[start of RECORDS PROVIDED]

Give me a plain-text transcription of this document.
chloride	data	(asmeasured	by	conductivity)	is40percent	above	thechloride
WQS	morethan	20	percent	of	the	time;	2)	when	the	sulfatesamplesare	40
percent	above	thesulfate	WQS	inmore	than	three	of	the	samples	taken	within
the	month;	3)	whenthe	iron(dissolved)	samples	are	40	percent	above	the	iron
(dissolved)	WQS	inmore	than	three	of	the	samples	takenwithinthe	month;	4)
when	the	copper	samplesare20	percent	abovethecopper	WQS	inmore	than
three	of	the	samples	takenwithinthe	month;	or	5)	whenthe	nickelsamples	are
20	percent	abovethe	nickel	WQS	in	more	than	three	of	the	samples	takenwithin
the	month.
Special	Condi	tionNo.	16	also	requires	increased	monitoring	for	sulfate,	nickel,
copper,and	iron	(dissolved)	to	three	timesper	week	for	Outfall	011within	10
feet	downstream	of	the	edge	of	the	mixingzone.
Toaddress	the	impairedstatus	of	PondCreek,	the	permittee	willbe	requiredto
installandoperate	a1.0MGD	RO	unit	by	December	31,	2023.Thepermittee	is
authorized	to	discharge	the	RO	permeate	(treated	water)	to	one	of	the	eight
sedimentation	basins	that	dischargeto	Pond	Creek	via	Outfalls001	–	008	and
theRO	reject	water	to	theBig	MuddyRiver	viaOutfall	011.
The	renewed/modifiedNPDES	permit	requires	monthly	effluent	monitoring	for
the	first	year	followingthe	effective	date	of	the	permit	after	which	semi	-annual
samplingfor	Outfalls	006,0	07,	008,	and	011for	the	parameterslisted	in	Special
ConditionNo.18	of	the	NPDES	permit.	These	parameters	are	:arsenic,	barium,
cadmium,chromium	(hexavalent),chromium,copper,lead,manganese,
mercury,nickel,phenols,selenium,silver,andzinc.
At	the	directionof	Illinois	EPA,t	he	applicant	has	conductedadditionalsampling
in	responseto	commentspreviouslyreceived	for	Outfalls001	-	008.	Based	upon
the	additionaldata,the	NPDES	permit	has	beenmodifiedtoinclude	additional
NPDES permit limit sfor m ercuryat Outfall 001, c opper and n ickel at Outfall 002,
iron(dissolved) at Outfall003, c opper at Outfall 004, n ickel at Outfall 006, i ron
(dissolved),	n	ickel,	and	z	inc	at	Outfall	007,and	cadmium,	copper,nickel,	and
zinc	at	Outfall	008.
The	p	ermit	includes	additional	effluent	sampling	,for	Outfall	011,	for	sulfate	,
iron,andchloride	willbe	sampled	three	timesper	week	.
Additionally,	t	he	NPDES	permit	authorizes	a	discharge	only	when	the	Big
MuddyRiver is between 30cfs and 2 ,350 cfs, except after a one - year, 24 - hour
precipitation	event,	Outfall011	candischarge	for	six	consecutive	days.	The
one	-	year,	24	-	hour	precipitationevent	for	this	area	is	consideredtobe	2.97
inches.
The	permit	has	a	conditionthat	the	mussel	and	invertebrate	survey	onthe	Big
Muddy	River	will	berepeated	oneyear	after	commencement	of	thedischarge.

[end of RECORDS PROVIDED]

* _YOUR GOAL_: Provide only the number of lines in the records containing the string "iron".

* _PROBLEM SOLUTION_: 4